▶ _WHAT IS BEING ASKED_:
For the records below, say how many lines contain the string "هفته". Give the number only.

------------------------------------------------------------

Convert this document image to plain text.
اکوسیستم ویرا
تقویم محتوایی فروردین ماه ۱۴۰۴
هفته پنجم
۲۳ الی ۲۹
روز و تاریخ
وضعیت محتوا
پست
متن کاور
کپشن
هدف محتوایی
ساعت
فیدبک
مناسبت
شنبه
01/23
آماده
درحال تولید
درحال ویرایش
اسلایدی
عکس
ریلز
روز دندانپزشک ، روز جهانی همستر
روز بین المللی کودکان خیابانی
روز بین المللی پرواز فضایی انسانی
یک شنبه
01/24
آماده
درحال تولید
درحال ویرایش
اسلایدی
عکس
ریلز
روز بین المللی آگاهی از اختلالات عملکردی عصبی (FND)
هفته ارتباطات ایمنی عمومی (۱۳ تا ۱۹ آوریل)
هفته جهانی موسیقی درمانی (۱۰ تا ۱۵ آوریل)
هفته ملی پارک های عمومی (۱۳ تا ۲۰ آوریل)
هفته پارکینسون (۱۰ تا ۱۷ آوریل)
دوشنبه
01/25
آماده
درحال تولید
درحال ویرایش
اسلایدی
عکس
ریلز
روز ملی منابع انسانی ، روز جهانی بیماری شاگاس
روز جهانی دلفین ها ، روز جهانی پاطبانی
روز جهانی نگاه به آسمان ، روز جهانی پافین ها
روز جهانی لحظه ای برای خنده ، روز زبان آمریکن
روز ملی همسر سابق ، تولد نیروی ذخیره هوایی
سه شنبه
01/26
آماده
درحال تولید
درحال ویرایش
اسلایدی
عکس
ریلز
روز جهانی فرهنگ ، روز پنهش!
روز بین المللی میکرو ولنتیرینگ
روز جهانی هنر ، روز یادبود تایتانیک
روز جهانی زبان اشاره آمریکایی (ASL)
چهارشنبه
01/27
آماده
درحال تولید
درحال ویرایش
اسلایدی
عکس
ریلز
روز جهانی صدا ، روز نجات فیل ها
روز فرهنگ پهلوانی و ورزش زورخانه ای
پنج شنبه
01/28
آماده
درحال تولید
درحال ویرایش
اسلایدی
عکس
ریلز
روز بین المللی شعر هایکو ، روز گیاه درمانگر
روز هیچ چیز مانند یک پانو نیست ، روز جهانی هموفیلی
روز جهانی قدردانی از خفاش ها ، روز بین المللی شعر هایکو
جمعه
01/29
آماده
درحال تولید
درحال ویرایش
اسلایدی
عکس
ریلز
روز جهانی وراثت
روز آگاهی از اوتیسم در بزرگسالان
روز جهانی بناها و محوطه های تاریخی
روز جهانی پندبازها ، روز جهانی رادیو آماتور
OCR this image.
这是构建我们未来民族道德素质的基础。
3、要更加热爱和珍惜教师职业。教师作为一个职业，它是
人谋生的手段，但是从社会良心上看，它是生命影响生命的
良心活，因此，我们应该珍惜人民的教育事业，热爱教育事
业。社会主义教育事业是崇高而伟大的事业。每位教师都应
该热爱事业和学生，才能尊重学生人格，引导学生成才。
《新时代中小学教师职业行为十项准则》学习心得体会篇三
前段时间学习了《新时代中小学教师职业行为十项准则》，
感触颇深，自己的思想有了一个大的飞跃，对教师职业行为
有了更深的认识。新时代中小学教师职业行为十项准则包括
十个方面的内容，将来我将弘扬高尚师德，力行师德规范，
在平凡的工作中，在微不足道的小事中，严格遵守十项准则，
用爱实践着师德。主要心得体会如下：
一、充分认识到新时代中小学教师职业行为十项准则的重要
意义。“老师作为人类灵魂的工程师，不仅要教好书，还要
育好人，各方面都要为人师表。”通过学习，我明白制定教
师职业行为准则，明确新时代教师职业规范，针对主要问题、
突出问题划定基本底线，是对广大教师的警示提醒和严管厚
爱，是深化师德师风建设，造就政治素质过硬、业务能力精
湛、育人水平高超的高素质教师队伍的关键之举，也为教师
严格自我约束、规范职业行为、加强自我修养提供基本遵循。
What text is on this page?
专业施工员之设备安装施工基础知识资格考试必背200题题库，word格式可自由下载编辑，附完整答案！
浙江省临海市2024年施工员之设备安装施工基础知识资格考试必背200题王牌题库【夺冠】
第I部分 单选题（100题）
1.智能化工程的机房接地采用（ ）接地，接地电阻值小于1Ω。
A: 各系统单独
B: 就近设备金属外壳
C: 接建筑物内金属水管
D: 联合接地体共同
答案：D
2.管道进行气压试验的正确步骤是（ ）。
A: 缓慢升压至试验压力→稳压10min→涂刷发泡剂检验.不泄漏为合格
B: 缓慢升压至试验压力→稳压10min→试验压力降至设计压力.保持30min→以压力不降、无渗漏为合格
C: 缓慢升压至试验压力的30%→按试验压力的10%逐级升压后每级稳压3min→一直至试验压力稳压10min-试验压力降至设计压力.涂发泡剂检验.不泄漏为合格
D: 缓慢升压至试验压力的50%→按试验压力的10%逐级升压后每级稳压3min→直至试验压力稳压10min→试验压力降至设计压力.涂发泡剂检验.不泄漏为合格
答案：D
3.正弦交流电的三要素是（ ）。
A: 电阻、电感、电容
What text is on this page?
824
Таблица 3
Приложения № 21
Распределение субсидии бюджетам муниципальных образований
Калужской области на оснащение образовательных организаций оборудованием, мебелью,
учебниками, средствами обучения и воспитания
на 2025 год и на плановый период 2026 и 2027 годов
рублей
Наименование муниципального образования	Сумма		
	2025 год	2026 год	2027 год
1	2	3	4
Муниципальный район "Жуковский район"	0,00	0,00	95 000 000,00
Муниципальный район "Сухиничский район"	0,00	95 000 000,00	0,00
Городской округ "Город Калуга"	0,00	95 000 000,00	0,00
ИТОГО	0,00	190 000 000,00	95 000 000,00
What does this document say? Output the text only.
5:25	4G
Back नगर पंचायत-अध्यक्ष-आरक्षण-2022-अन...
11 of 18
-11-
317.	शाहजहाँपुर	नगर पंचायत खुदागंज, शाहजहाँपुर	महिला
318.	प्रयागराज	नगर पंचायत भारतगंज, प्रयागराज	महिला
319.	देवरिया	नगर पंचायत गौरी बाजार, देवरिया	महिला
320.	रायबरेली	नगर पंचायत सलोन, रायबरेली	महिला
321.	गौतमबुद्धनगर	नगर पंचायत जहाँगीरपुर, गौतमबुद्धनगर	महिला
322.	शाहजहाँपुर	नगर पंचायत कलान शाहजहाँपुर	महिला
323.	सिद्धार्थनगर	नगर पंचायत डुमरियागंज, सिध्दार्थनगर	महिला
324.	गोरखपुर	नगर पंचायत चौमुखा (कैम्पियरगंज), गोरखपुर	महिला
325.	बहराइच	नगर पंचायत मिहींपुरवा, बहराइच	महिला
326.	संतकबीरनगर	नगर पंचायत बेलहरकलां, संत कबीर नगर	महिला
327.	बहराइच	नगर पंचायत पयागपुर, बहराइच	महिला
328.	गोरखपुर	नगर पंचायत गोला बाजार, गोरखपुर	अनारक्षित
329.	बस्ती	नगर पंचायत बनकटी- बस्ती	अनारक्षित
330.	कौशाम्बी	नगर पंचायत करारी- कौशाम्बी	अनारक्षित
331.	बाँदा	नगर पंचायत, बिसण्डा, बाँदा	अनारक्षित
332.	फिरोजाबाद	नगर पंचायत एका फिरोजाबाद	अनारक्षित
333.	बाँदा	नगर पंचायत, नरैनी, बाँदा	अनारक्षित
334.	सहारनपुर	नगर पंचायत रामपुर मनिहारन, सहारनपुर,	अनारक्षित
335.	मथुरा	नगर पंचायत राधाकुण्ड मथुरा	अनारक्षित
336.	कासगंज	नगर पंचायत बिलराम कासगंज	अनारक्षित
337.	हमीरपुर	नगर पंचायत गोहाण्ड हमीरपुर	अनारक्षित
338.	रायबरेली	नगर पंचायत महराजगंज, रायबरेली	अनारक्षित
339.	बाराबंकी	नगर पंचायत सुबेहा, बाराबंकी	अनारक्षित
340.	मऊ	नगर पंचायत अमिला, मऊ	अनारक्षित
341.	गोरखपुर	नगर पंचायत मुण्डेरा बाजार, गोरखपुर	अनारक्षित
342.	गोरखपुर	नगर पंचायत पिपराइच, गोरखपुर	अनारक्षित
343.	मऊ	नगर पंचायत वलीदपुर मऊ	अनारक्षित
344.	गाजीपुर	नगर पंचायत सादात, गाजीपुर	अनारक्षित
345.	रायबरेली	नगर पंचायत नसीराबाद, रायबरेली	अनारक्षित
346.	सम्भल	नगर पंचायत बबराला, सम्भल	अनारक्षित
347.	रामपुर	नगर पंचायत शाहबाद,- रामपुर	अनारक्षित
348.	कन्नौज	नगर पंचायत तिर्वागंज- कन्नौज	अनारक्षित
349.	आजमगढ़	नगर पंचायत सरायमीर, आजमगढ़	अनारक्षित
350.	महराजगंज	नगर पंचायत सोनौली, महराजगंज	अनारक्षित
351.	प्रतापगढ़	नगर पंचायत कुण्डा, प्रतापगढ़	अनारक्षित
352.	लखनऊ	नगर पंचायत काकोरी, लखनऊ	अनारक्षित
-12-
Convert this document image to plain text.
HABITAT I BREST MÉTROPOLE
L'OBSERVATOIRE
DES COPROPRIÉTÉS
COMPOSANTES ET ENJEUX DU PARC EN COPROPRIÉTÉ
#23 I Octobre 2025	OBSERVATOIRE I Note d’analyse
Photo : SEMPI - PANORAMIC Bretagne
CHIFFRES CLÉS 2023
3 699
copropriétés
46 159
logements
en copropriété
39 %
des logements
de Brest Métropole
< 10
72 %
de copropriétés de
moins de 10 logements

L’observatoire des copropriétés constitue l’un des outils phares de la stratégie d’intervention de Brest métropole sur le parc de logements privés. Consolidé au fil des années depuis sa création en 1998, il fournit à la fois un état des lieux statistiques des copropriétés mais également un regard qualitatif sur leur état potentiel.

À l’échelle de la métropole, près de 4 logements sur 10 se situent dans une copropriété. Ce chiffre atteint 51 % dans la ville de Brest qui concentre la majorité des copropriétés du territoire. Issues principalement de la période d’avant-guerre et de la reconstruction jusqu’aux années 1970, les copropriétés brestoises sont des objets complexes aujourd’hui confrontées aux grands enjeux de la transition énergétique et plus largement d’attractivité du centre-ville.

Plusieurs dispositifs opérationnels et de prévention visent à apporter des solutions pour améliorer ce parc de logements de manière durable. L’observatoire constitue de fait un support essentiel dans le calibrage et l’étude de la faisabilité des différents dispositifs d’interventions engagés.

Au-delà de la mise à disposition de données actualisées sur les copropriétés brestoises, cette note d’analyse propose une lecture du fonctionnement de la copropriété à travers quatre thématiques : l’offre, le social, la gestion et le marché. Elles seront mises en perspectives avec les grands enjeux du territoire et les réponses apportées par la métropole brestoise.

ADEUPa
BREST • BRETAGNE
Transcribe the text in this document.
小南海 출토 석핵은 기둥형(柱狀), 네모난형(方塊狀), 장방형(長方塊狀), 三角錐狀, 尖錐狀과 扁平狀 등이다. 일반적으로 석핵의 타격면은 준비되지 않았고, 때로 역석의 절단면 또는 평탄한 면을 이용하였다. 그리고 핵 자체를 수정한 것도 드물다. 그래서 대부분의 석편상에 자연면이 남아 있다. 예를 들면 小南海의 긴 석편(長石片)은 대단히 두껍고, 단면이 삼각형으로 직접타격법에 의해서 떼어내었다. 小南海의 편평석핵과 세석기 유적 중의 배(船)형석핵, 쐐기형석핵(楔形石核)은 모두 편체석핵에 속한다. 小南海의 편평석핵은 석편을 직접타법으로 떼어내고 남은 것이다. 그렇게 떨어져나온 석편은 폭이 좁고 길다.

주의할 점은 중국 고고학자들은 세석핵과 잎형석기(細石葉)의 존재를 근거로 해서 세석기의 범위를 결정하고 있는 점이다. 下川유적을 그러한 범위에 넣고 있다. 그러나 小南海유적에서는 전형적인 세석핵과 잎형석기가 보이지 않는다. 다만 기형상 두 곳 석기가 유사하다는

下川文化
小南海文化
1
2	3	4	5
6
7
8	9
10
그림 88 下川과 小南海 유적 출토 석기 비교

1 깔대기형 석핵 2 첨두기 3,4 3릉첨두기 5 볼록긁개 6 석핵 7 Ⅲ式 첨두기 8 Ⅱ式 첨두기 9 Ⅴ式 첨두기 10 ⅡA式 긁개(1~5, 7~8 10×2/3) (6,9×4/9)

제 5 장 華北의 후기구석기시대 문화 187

------------------------------------------------------------

▶ _WRITTEN ANSWER_:
5